[Items from a data source]
** Start **

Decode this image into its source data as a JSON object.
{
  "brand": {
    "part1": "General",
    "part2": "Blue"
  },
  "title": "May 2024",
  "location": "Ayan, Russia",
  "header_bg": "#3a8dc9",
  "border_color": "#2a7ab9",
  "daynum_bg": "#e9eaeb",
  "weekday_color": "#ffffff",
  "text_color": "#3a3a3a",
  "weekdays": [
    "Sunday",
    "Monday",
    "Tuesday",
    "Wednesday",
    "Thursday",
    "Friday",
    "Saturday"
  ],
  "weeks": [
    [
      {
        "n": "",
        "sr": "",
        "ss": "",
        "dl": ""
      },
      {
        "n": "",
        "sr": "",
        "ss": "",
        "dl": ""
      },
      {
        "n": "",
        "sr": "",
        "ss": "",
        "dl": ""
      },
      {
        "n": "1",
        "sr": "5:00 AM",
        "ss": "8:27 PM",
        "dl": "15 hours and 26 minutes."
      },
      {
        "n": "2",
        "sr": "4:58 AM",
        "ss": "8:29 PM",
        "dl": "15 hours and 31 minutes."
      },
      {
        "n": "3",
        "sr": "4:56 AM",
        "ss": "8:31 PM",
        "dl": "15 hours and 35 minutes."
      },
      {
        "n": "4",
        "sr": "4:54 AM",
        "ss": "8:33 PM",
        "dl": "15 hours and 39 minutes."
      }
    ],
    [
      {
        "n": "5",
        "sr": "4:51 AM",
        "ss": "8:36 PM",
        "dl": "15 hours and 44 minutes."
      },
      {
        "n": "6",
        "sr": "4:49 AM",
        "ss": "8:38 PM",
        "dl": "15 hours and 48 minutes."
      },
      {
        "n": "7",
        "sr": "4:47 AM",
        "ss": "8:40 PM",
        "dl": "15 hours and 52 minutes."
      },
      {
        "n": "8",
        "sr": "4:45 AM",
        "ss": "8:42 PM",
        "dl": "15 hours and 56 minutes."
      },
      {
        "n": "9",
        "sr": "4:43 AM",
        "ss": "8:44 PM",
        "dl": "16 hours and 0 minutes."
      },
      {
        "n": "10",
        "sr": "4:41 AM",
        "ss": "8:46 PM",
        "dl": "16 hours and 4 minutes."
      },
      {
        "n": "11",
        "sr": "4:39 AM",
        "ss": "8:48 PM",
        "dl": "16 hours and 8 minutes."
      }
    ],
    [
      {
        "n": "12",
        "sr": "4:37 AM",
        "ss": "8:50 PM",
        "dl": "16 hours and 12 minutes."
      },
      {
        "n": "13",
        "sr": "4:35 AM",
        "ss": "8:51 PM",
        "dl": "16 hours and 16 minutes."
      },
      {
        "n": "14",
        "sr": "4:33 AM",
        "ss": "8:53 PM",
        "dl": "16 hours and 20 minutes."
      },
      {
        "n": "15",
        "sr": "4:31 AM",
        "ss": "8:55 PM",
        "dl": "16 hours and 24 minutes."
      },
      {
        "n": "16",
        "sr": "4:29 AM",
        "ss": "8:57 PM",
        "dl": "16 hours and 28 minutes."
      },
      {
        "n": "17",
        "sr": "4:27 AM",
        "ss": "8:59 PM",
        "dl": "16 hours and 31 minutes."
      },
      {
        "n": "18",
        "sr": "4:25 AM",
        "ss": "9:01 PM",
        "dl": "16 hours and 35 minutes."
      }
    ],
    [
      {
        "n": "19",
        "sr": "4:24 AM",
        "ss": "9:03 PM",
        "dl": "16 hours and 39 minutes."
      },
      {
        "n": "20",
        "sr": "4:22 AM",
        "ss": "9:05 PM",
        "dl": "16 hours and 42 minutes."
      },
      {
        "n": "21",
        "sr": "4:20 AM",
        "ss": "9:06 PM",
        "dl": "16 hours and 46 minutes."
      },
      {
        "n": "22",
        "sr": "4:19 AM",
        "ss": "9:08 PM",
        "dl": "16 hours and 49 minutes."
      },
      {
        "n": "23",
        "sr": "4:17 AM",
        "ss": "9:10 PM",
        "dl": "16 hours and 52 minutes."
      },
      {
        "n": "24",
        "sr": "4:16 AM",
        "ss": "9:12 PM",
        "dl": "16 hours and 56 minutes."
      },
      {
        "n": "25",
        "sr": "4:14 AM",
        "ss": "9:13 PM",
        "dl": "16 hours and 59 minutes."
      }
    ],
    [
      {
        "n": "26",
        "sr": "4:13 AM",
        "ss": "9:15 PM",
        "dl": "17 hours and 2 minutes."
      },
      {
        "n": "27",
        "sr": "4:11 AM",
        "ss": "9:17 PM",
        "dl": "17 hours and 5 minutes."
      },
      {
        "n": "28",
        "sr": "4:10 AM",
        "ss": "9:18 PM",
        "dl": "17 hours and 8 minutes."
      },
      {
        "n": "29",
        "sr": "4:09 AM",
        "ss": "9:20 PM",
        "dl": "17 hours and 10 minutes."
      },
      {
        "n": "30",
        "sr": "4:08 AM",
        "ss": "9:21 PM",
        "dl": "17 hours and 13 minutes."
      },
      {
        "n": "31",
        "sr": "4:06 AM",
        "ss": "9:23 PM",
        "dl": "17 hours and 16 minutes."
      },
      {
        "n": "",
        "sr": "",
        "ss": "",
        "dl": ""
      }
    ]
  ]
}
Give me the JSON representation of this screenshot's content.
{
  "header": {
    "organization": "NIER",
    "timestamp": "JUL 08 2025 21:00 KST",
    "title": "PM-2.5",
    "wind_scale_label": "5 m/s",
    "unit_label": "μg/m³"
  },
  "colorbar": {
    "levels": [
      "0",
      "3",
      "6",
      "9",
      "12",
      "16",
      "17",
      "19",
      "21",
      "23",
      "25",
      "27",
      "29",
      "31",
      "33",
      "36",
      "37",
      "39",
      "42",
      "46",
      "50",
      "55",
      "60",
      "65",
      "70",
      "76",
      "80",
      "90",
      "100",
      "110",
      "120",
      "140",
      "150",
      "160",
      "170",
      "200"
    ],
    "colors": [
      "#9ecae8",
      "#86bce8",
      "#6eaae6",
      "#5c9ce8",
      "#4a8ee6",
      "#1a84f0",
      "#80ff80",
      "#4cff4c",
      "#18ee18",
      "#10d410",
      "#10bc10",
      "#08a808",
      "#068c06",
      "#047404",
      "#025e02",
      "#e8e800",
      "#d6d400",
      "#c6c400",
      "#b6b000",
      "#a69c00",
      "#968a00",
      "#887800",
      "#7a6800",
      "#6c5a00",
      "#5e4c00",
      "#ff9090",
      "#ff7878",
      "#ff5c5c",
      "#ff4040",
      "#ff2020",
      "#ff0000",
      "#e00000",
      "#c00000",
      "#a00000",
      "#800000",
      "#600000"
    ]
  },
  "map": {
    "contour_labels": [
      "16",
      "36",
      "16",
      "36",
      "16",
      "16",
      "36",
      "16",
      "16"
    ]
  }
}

** End **

* **Exercise instructions**:
Output the entries exactly.

* **Completed task**:
Decode this image into its source data as a JSON object.
{
  "brand": {
    "part1": "General",
    "part2": "Blue"
  },
  "title": "May 2024",
  "location": "Ayan, Russia",
  "header_bg": "#3a8dc9",
  "border_color": "#2a7ab9",
  "daynum_bg": "#e9eaeb",
  "weekday_color": "#ffffff",
  "text_color": "#3a3a3a",
  "weekdays": [
    "Sunday",
    "Monday",
    "Tuesday",
    "Wednesday",
    "Thursday",
    "Friday",
    "Saturday"
  ],
  "weeks": [
    [
      {
        "n": "",
        "sr": "",
        "ss": "",
        "dl": ""
      },
      {
        "n": "",
        "sr": "",
        "ss": "",
        "dl": ""
      },
      {
        "n": "",
        "sr": "",
        "ss": "",
        "dl": ""
      },
      {
        "n": "1",
        "sr": "5:00 AM",
        "ss": "8:27 PM",
        "dl": "15 hours and 26 minutes."
      },
      {
        "n": "2",
        "sr": "4:58 AM",
        "ss": "8:29 PM",
        "dl": "15 hours and 31 minutes."
      },
      {
        "n": "3",
        "sr": "4:56 AM",
        "ss": "8:31 PM",
        "dl": "15 hours and 35 minutes."
      },
      {
        "n": "4",
        "sr": "4:54 AM",
        "ss": "8:33 PM",
        "dl": "15 hours and 39 minutes."
      }
    ],
    [
      {
        "n": "5",
        "sr": "4:51 AM",
        "ss": "8:36 PM",
        "dl": "15 hours and 44 minutes."
      },
      {
        "n": "6",
        "sr": "4:49 AM",
        "ss": "8:38 PM",
        "dl": "15 hours and 48 minutes."
      },
      {
        "n": "7",
        "sr": "4:47 AM",
        "ss": "8:40 PM",
        "dl": "15 hours and 52 minutes."
      },
      {
        "n": "8",
        "sr": "4:45 AM",
        "ss": "8:42 PM",
        "dl": "15 hours and 56 minutes."
      },
      {
        "n": "9",
        "sr": "4:43 AM",
        "ss": "8:44 PM",
        "dl": "16 hours and 0 minutes."
      },
      {
        "n": "10",
        "sr": "4:41 AM",
        "ss": "8:46 PM",
        "dl": "16 hours and 4 minutes."
      },
      {
        "n": "11",
        "sr": "4:39 AM",
        "ss": "8:48 PM",
        "dl": "16 hours and 8 minutes."
      }
    ],
    [
      {
        "n": "12",
        "sr": "4:37 AM",
        "ss": "8:50 PM",
        "dl": "16 hours and 12 minutes."
      },
      {
        "n": "13",
        "sr": "4:35 AM",
        "ss": "8:51 PM",
        "dl": "16 hours and 16 minutes."
      },
      {
        "n": "14",
        "sr": "4:33 AM",
        "ss": "8:53 PM",
        "dl": "16 hours and 20 minutes."
      },
      {
        "n": "15",
        "sr": "4:31 AM",
        "ss": "8:55 PM",
        "dl": "16 hours and 24 minutes."
      },
      {
        "n": "16",
        "sr": "4:29 AM",
        "ss": "8:57 PM",
        "dl": "16 hours and 28 minutes."
      },
      {
        "n": "17",
        "sr": "4:27 AM",
        "ss": "8:59 PM",
        "dl": "16 hours and 31 minutes."
      },
      {
        "n": "18",
        "sr": "4:25 AM",
        "ss": "9:01 PM",
        "dl": "16 hours and 35 minutes."
      }
    ],
    [
      {
        "n": "19",
        "sr": "4:24 AM",
        "ss": "9:03 PM",
        "dl": "16 hours and 39 minutes."
      },
      {
        "n": "20",
        "sr": "4:22 AM",
        "ss": "9:05 PM",
        "dl": "16 hours and 42 minutes."
      },
      {
        "n": "21",
        "sr": "4:20 AM",
        "ss": "9:06 PM",
        "dl": "16 hours and 46 minutes."
      },
      {
        "n": "22",
        "sr": "4:19 AM",
        "ss": "9:08 PM",
        "dl": "16 hours and 49 minutes."
      },
      {
        "n": "23",
        "sr": "4:17 AM",
        "ss": "9:10 PM",
        "dl": "16 hours and 52 minutes."
      },
      {
        "n": "24",
        "sr": "4:16 AM",
        "ss": "9:12 PM",
        "dl": "16 hours and 56 minutes."
      },
      {
        "n": "25",
        "sr": "4:14 AM",
        "ss": "9:13 PM",
        "dl": "16 hours and 59 minutes."
      }
    ],
    [
      {
        "n": "26",
        "sr": "4:13 AM",
        "ss": "9:15 PM",
        "dl": "17 hours and 2 minutes."
      },
      {
        "n": "27",
        "sr": "4:11 AM",
        "ss": "9:17 PM",
        "dl": "17 hours and 5 minutes."
      },
      {
        "n": "28",
        "sr": "4:10 AM",
        "ss": "9:18 PM",
        "dl": "17 hours and 8 minutes."
      },
      {
        "n": "29",
        "sr": "4:09 AM",
        "ss": "9:20 PM",
        "dl": "17 hours and 10 minutes."
      },
      {
        "n": "30",
        "sr": "4:08 AM",
        "ss": "9:21 PM",
        "dl": "17 hours and 13 minutes."
      },
      {
        "n": "31",
        "sr": "4:06 AM",
        "ss": "9:23 PM",
        "dl": "17 hours and 16 minutes."
      },
      {
        "n": "",
        "sr": "",
        "ss": "",
        "dl": ""
      }
    ]
  ]
}
Give me the JSON representation of this screenshot's content.
{
  "header": {
    "organization": "NIER",
    "timestamp": "JUL 08 2025 21:00 KST",
    "title": "PM-2.5",
    "wind_scale_label": "5 m/s",
    "unit_label": "μg/m³"
  },
  "colorbar": {
    "levels": [
      "0",
      "3",
      "6",
      "9",
      "12",
      "16",
      "17",
      "19",
      "21",
      "23",
      "25",
      "27",
      "29",
      "31",
      "33",
      "36",
      "37",
      "39",
      "42",
      "46",
      "50",
      "55",
      "60",
      "65",
      "70",
      "76",
      "80",
      "90",
      "100",
      "110",
      "120",
      "140",
      "150",
      "160",
      "170",
      "200"
    ],
    "colors": [
      "#9ecae8",
      "#86bce8",
      "#6eaae6",
      "#5c9ce8",
      "#4a8ee6",
      "#1a84f0",
      "#80ff80",
      "#4cff4c",
      "#18ee18",
      "#10d410",
      "#10bc10",
      "#08a808",
      "#068c06",
      "#047404",
      "#025e02",
      "#e8e800",
      "#d6d400",
      "#c6c400",
      "#b6b000",
      "#a69c00",
      "#968a00",
      "#887800",
      "#7a6800",
      "#6c5a00",
      "#5e4c00",
      "#ff9090",
      "#ff7878",
      "#ff5c5c",
      "#ff4040",
      "#ff2020",
      "#ff0000",
      "#e00000",
      "#c00000",
      "#a00000",
      "#800000",
      "#600000"
    ]
  },
  "map": {
    "contour_labels": [
      "16",
      "36",
      "16",
      "36",
      "16",
      "16",
      "36",
      "16",
      "16"
    ]
  }
}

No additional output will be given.